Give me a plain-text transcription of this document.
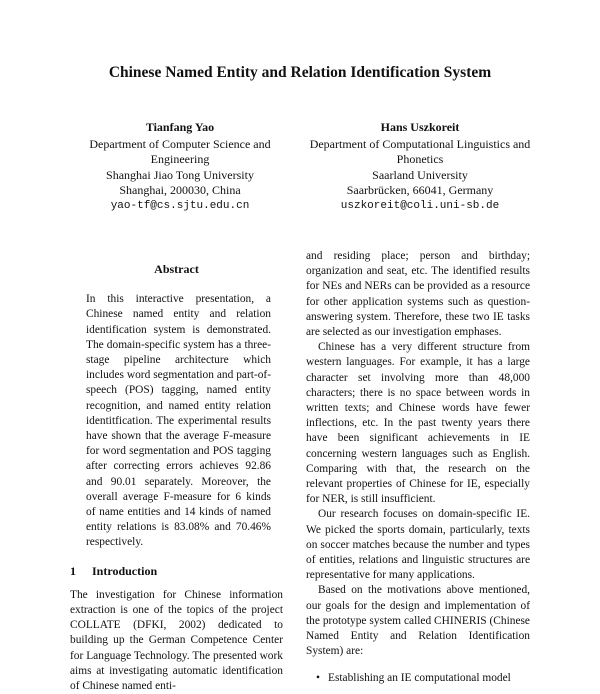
Chinese Named Entity and Relation Identification System
Tianfang Yao
Department of Computer Science and
Engineering
Shanghai Jiao Tong University
Shanghai, 200030, China
yao-tf@cs.sjtu.edu.cn
Hans Uszkoreit
Department of Computational Linguistics and
Phonetics
Saarland University
Saarbrücken, 66041, Germany
uszkoreit@coli.uni-sb.de
Abstract

In this interactive presentation, a Chinese named entity and relation identification system is demonstrated. The domain-specific system has a three-stage pipeline architecture which includes word segmentation and part-of-speech (POS) tagging, named entity recognition, and named entity relation identitfication. The experimental results have shown that the average F-measure for word segmentation and POS tagging after correcting errors achieves 92.86 and 90.01 separately. Moreover, the overall average F-measure for 6 kinds of name entities and 14 kinds of named entity relations is 83.08% and 70.46% respectively.

1 Introduction

The investigation for Chinese information extraction is one of the topics of the project COLLATE (DFKI, 2002) dedicated to building up the German Competence Center for Language Technology. The presented work aims at investigating automatic identification of Chinese named enti-

and residing place; person and birthday; organization and seat, etc. The identified results for NEs and NERs can be provided as a resource for other application systems such as question-answering system. Therefore, these two IE tasks are selected as our investigation emphases.

Chinese has a very different structure from western languages. For example, it has a large character set involving more than 48,000 characters; there is no space between words in written texts; and Chinese words have fewer inflections, etc. In the past twenty years there have been significant achievements in IE concerning western languages such as English. Comparing with that, the research on the relevant properties of Chinese for IE, especially for NER, is still insufficient.

Our research focuses on domain-specific IE. We picked the sports domain, particularly, texts on soccer matches because the number and types of entities, relations and linguistic structures are representative for many applications.

Based on the motivations above mentioned, our goals for the design and implementation of the prototype system called CHINERIS (Chinese Named Entity and Relation Identification System) are:

• Establishing an IE computational model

> [What is needed] Looking at the records above, say how many lines hold the string "Department". Write nothing but the number.

> [Complete response] 2